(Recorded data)
────

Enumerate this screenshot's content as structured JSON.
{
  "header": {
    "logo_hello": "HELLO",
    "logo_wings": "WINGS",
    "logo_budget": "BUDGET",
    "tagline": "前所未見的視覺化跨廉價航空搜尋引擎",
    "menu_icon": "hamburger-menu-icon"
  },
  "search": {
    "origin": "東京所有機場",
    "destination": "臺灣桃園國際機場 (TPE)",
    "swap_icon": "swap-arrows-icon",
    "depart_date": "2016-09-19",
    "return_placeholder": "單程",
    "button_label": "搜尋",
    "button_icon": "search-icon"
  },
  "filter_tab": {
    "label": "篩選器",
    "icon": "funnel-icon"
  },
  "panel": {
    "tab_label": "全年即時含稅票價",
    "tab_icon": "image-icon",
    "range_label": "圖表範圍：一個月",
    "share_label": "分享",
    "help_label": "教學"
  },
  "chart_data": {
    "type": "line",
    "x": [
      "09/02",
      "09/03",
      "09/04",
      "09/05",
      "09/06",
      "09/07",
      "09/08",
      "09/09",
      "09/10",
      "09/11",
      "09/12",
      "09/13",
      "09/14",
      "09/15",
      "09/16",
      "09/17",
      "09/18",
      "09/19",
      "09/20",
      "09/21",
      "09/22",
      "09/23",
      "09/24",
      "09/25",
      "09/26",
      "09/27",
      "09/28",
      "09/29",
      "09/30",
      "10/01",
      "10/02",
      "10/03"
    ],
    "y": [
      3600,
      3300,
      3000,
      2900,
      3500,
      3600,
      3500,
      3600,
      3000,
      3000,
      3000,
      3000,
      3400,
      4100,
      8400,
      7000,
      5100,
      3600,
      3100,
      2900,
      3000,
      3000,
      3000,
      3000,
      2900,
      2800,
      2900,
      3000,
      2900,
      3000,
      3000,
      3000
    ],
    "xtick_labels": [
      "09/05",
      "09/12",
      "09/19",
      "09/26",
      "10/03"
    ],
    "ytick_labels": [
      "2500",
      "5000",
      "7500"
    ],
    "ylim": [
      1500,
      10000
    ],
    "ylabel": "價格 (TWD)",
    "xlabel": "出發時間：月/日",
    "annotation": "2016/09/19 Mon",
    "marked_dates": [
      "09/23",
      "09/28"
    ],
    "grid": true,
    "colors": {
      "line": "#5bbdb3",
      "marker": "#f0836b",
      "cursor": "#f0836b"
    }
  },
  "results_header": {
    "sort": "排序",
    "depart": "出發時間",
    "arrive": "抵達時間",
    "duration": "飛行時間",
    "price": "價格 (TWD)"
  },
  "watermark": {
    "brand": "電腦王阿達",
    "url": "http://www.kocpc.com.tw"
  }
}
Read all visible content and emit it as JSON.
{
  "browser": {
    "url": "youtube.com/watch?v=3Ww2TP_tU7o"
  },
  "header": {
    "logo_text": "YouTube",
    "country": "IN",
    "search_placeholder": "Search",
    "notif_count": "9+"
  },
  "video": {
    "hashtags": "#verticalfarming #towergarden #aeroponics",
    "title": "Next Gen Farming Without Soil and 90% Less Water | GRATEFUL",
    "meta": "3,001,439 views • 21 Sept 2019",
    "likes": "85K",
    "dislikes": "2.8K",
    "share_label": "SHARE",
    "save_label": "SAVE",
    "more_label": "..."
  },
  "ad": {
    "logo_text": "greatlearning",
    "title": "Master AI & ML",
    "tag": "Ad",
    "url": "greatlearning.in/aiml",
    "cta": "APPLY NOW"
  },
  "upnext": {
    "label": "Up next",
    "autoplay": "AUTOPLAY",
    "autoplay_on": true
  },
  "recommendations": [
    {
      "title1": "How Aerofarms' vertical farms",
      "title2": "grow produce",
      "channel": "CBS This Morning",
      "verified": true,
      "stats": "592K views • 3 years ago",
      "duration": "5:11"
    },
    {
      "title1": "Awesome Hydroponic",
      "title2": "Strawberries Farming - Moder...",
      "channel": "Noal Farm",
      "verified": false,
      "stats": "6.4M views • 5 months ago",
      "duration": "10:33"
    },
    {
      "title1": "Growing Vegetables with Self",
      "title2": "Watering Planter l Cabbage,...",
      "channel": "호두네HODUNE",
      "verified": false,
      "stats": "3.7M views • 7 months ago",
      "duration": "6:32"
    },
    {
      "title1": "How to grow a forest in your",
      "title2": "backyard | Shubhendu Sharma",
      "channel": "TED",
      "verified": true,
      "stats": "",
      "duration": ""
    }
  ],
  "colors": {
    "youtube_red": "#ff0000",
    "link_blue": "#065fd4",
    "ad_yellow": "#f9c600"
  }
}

────

> **DIRECTIONS**
Reproduce the data, keeping every line exactly the same.

> **WORKED SOLUTION**
Enumerate this screenshot's content as structured JSON.
{
  "header": {
    "logo_hello": "HELLO",
    "logo_wings": "WINGS",
    "logo_budget": "BUDGET",
    "tagline": "前所未見的視覺化跨廉價航空搜尋引擎",
    "menu_icon": "hamburger-menu-icon"
  },
  "search": {
    "origin": "東京所有機場",
    "destination": "臺灣桃園國際機場 (TPE)",
    "swap_icon": "swap-arrows-icon",
    "depart_date": "2016-09-19",
    "return_placeholder": "單程",
    "button_label": "搜尋",
    "button_icon": "search-icon"
  },
  "filter_tab": {
    "label": "篩選器",
    "icon": "funnel-icon"
  },
  "panel": {
    "tab_label": "全年即時含稅票價",
    "tab_icon": "image-icon",
    "range_label": "圖表範圍：一個月",
    "share_label": "分享",
    "help_label": "教學"
  },
  "chart_data": {
    "type": "line",
    "x": [
      "09/02",
      "09/03",
      "09/04",
      "09/05",
      "09/06",
      "09/07",
      "09/08",
      "09/09",
      "09/10",
      "09/11",
      "09/12",
      "09/13",
      "09/14",
      "09/15",
      "09/16",
      "09/17",
      "09/18",
      "09/19",
      "09/20",
      "09/21",
      "09/22",
      "09/23",
      "09/24",
      "09/25",
      "09/26",
      "09/27",
      "09/28",
      "09/29",
      "09/30",
      "10/01",
      "10/02",
      "10/03"
    ],
    "y": [
      3600,
      3300,
      3000,
      2900,
      3500,
      3600,
      3500,
      3600,
      3000,
      3000,
      3000,
      3000,
      3400,
      4100,
      8400,
      7000,
      5100,
      3600,
      3100,
      2900,
      3000,
      3000,
      3000,
      3000,
      2900,
      2800,
      2900,
      3000,
      2900,
      3000,
      3000,
      3000
    ],
    "xtick_labels": [
      "09/05",
      "09/12",
      "09/19",
      "09/26",
      "10/03"
    ],
    "ytick_labels": [
      "2500",
      "5000",
      "7500"
    ],
    "ylim": [
      1500,
      10000
    ],
    "ylabel": "價格 (TWD)",
    "xlabel": "出發時間：月/日",
    "annotation": "2016/09/19 Mon",
    "marked_dates": [
      "09/23",
      "09/28"
    ],
    "grid": true,
    "colors": {
      "line": "#5bbdb3",
      "marker": "#f0836b",
      "cursor": "#f0836b"
    }
  },
  "results_header": {
    "sort": "排序",
    "depart": "出發時間",
    "arrive": "抵達時間",
    "duration": "飛行時間",
    "price": "價格 (TWD)"
  },
  "watermark": {
    "brand": "電腦王阿達",
    "url": "http://www.kocpc.com.tw"
  }
}
Read all visible content and emit it as JSON.
{
  "browser": {
    "url": "youtube.com/watch?v=3Ww2TP_tU7o"
  },
  "header": {
    "logo_text": "YouTube",
    "country": "IN",
    "search_placeholder": "Search",
    "notif_count": "9+"
  },
  "video": {
    "hashtags": "#verticalfarming #towergarden #aeroponics",
    "title": "Next Gen Farming Without Soil and 90% Less Water | GRATEFUL",
    "meta": "3,001,439 views • 21 Sept 2019",
    "likes": "85K",
    "dislikes": "2.8K",
    "share_label": "SHARE",
    "save_label": "SAVE",
    "more_label": "..."
  },
  "ad": {
    "logo_text": "greatlearning",
    "title": "Master AI & ML",
    "tag": "Ad",
    "url": "greatlearning.in/aiml",
    "cta": "APPLY NOW"
  },
  "upnext": {
    "label": "Up next",
    "autoplay": "AUTOPLAY",
    "autoplay_on": true
  },
  "recommendations": [
    {
      "title1": "How Aerofarms' vertical farms",
      "title2": "grow produce",
      "channel": "CBS This Morning",
      "verified": true,
      "stats": "592K views • 3 years ago",
      "duration": "5:11"
    },
    {
      "title1": "Awesome Hydroponic",
      "title2": "Strawberries Farming - Moder...",
      "channel": "Noal Farm",
      "verified": false,
      "stats": "6.4M views • 5 months ago",
      "duration": "10:33"
    },
    {
      "title1": "Growing Vegetables with Self",
      "title2": "Watering Planter l Cabbage,...",
      "channel": "호두네HODUNE",
      "verified": false,
      "stats": "3.7M views • 7 months ago",
      "duration": "6:32"
    },
    {
      "title1": "How to grow a forest in your",
      "title2": "backyard | Shubhendu Sharma",
      "channel": "TED",
      "verified": true,
      "stats": "",
      "duration": ""
    }
  ],
  "colors": {
    "youtube_red": "#ff0000",
    "link_blue": "#065fd4",
    "ad_yellow": "#f9c600"
  }
}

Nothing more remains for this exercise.